> **What is needed**
Narrow the data below down to the lines containing "CENTRAL".

• • • • •

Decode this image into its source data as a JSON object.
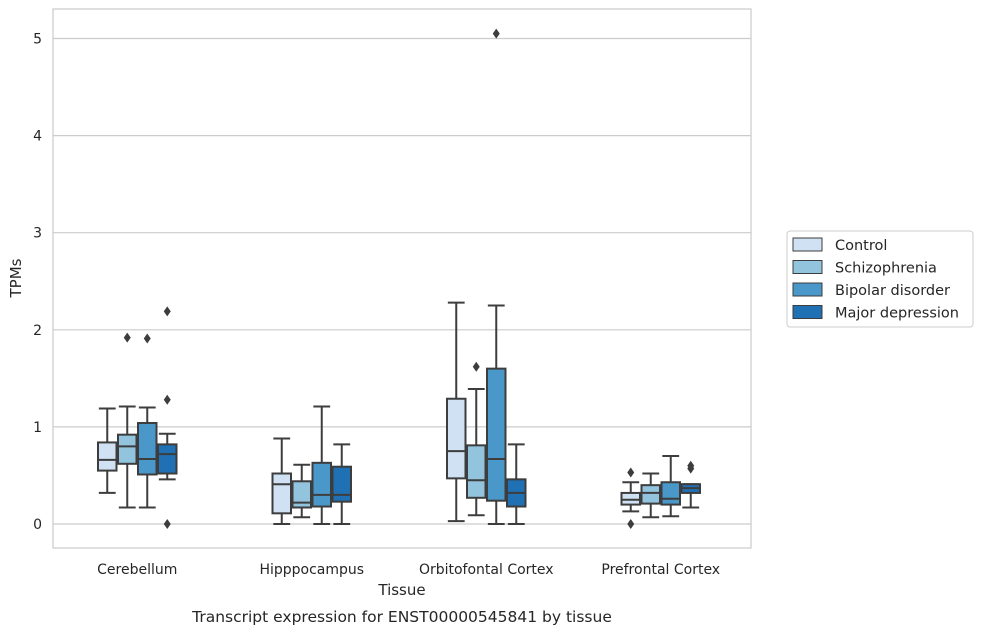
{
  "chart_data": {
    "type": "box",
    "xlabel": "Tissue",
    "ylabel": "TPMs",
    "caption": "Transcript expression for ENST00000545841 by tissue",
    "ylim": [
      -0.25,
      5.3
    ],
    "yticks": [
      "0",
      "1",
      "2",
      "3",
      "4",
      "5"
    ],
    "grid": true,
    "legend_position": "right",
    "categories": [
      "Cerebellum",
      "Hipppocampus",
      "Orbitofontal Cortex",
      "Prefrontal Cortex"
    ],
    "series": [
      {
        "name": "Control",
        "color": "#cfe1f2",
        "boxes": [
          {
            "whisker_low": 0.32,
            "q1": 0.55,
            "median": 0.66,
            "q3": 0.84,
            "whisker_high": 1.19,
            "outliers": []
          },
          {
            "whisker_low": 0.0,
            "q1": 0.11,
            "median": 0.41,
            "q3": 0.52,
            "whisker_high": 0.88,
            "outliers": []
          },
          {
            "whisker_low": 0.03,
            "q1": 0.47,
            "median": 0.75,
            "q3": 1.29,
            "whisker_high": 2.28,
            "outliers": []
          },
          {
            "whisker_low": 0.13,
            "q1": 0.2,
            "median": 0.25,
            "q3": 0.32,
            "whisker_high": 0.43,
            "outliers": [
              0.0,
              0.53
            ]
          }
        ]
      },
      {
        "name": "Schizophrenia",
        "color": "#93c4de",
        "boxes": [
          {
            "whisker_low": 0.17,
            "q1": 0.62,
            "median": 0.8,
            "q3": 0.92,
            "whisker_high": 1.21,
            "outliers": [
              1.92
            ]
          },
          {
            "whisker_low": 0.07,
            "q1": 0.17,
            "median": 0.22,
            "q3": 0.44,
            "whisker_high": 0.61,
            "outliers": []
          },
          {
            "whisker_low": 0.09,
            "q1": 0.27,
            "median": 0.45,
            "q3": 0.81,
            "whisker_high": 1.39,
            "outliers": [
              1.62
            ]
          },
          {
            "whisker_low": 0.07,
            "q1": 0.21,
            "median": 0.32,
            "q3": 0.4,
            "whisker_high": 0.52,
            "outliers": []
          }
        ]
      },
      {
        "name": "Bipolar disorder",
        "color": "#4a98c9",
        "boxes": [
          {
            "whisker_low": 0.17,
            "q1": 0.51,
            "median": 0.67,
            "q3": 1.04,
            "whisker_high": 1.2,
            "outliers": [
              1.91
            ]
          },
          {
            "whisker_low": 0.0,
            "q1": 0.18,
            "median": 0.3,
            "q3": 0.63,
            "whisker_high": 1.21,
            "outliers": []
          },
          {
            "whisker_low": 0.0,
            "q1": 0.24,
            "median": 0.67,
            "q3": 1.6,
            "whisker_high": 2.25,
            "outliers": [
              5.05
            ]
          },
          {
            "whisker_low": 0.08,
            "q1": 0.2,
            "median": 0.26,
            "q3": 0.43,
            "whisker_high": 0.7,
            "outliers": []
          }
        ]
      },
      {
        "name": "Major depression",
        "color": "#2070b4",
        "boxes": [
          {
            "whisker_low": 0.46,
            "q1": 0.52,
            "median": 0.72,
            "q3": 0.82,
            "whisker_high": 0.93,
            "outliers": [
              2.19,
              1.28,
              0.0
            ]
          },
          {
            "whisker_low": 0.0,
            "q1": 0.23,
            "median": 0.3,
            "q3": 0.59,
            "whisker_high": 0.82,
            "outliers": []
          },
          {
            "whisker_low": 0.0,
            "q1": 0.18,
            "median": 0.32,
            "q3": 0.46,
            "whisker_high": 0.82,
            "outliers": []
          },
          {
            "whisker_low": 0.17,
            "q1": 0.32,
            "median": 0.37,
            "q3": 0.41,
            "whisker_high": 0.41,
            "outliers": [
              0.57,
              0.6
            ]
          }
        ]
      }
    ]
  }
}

• • • • •

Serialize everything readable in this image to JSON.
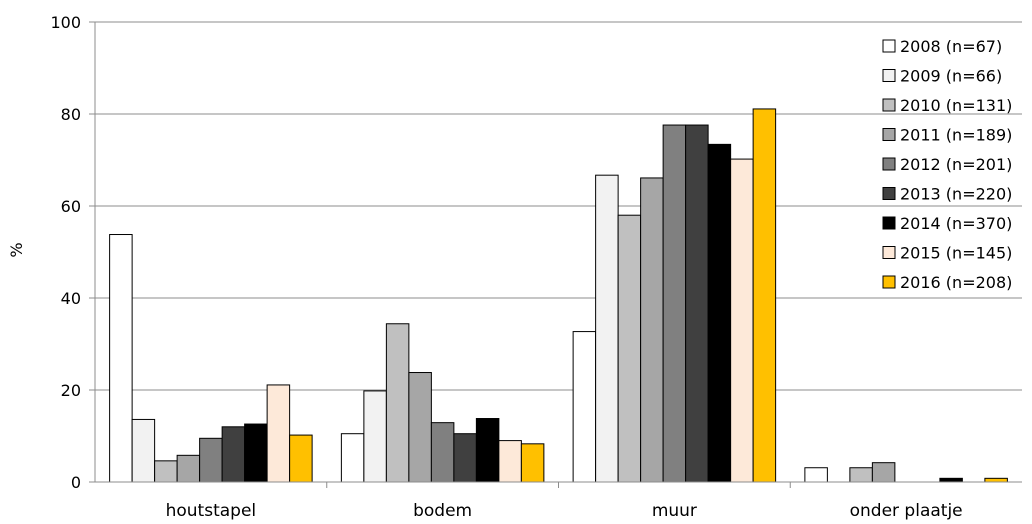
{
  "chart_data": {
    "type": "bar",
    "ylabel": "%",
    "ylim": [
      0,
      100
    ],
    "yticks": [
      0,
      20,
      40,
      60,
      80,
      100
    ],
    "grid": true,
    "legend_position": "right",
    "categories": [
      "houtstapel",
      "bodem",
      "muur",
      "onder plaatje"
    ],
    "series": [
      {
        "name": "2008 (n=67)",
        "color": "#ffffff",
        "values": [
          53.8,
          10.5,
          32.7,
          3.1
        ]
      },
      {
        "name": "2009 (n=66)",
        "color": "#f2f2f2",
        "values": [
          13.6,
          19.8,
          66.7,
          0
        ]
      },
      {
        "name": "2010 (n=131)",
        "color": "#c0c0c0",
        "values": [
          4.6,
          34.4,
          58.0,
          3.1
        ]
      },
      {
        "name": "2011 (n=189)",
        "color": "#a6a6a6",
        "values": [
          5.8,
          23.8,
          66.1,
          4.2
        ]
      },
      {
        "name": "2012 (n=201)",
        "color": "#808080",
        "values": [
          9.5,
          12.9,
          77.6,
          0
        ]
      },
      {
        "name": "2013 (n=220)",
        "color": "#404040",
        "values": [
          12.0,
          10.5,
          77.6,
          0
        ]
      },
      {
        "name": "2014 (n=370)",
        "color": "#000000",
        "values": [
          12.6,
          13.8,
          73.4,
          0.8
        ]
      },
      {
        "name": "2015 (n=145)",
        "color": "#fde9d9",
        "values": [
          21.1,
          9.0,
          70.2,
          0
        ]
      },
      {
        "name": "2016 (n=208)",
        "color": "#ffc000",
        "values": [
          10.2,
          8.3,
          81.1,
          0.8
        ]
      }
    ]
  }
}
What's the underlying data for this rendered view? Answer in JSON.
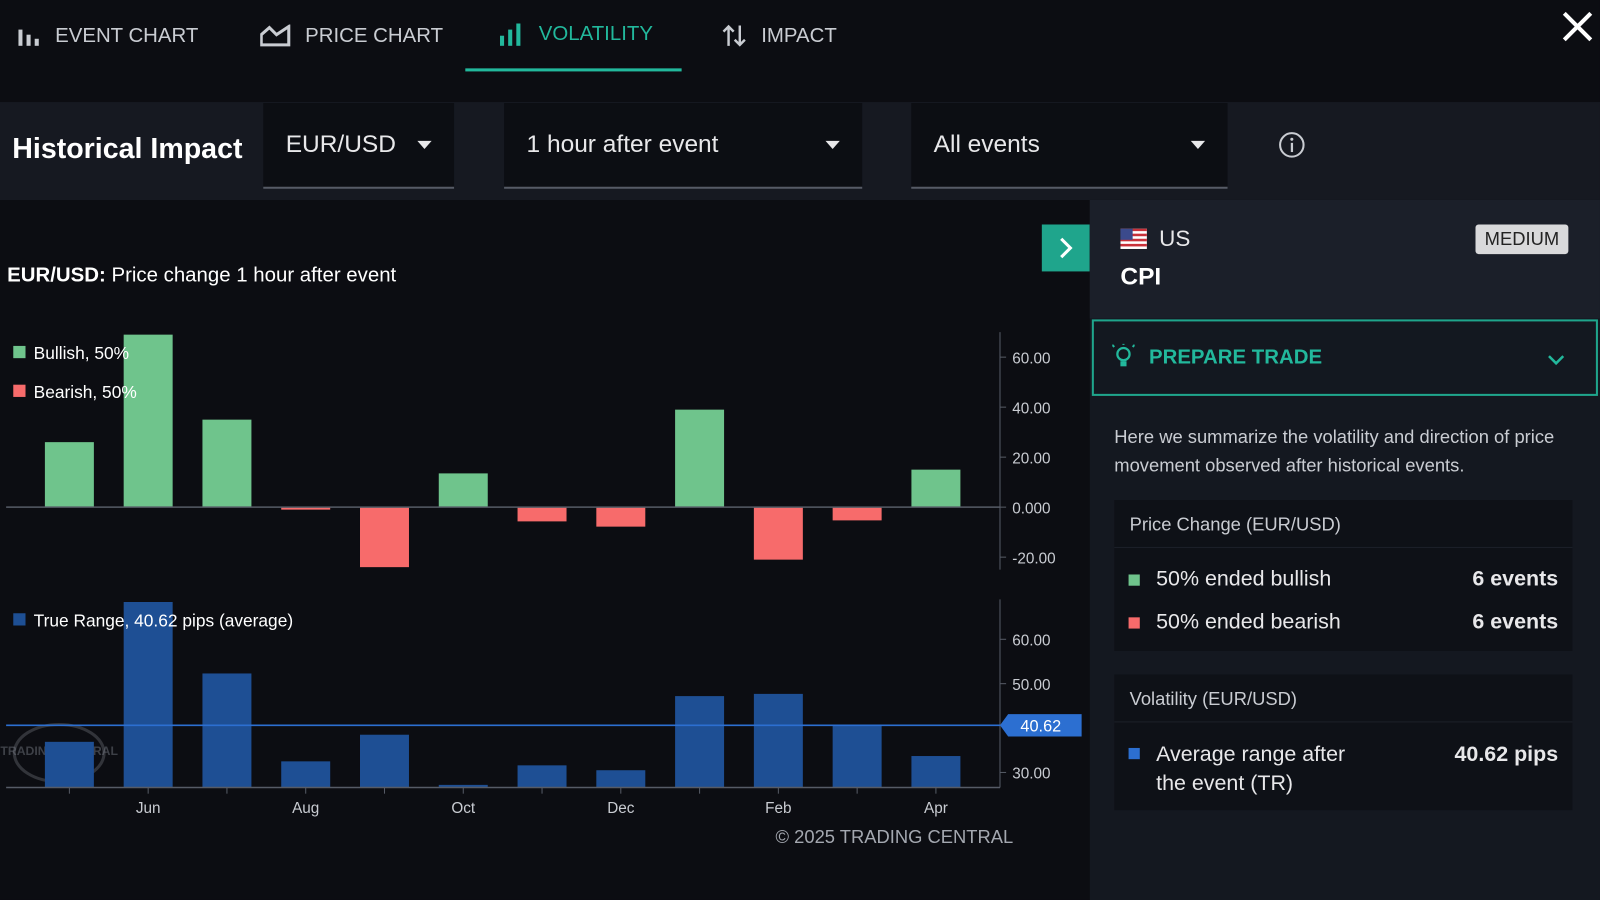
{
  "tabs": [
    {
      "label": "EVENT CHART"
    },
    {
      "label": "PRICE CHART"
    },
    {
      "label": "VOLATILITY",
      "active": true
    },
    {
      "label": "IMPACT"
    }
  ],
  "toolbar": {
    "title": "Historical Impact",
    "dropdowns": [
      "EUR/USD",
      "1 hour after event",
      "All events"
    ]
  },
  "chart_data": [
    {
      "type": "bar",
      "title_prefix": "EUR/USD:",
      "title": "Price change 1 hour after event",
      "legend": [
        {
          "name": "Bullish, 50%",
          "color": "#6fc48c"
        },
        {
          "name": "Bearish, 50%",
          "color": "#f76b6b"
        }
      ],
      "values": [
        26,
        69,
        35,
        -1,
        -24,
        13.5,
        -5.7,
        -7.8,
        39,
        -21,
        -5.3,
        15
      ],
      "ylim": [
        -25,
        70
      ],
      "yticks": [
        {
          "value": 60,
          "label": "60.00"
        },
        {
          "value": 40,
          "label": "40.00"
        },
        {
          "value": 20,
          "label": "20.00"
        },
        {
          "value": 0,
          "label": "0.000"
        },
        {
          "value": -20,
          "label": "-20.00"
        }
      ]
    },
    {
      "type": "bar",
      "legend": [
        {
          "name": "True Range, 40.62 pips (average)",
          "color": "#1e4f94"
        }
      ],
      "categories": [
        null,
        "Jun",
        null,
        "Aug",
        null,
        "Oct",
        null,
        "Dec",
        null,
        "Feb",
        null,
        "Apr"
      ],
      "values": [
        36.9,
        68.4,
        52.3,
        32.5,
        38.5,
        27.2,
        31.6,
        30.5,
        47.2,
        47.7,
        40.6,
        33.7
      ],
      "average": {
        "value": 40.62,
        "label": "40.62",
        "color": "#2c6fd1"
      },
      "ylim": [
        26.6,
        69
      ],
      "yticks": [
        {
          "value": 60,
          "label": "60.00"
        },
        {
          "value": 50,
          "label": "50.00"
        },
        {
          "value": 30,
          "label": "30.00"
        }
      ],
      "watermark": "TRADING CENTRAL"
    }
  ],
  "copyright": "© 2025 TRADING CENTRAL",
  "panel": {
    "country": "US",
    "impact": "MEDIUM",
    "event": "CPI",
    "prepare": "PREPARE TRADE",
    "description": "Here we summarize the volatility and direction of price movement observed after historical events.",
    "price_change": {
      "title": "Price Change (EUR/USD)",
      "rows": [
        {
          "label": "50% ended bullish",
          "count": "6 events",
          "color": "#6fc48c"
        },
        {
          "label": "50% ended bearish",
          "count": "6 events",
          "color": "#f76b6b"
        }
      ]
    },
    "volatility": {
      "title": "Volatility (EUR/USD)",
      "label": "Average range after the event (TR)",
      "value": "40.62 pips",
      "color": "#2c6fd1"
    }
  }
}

• • • • •

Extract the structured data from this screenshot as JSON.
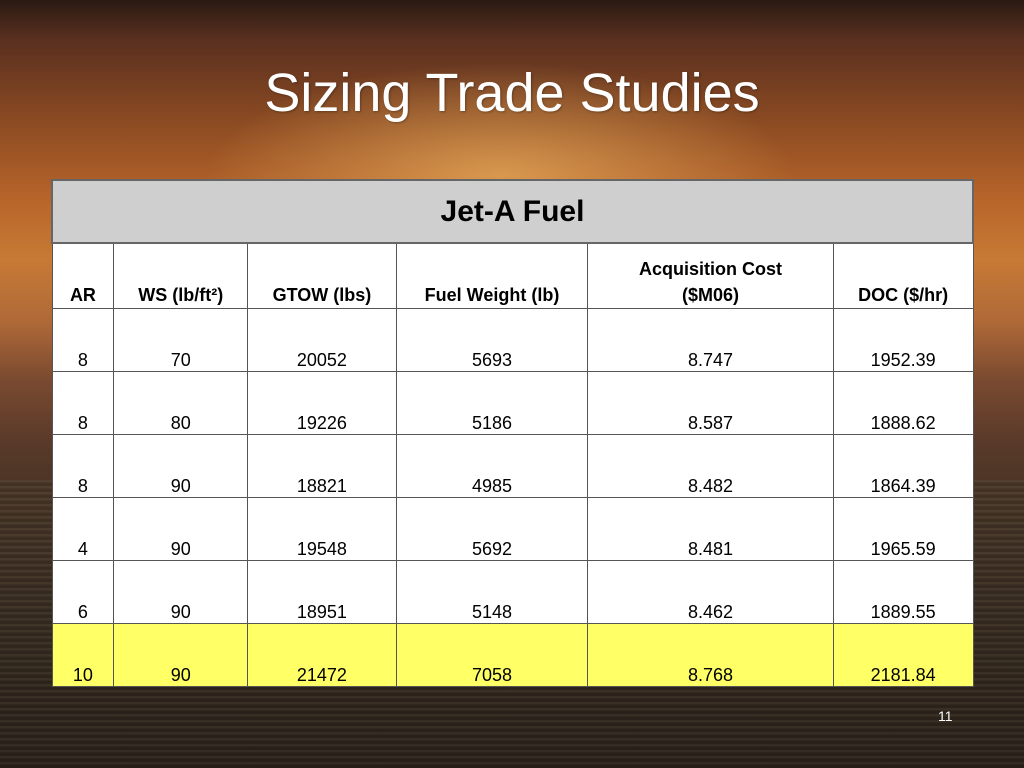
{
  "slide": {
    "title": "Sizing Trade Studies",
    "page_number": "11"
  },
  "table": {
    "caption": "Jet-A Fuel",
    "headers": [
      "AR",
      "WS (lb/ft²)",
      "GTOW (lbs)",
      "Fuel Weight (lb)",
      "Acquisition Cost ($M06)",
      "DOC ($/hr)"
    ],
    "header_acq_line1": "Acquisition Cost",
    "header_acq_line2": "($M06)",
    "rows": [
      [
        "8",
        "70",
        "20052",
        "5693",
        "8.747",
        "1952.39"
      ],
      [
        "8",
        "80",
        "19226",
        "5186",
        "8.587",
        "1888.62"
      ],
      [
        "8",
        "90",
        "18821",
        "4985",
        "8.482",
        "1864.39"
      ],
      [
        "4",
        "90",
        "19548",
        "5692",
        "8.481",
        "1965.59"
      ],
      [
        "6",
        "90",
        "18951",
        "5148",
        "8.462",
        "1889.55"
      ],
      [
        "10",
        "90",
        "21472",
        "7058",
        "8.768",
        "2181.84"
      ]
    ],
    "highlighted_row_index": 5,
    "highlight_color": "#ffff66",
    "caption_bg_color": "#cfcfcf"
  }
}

• • • • •

> **Result of this exercise**
      "watermark": "TRADING CENTRAL"
  "copyright": "© 2025 TRADING CENTRAL",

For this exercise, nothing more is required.